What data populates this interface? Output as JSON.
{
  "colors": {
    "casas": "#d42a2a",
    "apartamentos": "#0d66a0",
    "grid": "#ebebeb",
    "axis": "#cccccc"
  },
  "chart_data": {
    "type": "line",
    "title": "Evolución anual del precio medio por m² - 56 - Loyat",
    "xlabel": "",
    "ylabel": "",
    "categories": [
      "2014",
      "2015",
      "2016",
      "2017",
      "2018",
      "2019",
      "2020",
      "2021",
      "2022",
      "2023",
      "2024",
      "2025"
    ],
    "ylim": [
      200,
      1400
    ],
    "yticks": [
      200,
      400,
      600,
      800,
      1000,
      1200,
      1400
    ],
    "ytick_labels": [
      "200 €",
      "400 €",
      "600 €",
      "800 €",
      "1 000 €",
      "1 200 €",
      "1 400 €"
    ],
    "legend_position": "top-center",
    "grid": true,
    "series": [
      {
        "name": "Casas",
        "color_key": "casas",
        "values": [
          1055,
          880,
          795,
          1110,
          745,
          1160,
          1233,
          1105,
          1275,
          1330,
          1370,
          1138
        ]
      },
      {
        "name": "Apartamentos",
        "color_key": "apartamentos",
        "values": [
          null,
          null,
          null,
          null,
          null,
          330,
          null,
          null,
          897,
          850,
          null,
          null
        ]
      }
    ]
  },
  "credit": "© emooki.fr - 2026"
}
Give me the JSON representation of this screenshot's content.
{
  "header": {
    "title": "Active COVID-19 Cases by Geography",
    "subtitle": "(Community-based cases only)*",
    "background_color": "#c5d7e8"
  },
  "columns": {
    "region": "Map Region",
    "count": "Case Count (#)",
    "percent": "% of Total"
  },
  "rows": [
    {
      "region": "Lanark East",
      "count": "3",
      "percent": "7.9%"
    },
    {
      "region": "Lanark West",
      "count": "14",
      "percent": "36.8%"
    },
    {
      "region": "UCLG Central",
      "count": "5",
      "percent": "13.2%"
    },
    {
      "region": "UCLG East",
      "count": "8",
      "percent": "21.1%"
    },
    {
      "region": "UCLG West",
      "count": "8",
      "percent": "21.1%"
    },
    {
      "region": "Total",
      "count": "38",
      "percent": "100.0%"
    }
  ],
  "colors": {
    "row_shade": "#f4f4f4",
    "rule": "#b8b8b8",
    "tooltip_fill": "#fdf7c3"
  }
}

----------------------------------------

** Set task **
Search the lines for the word "UCLG" and report how many contain it, by number only.

** Response below **
3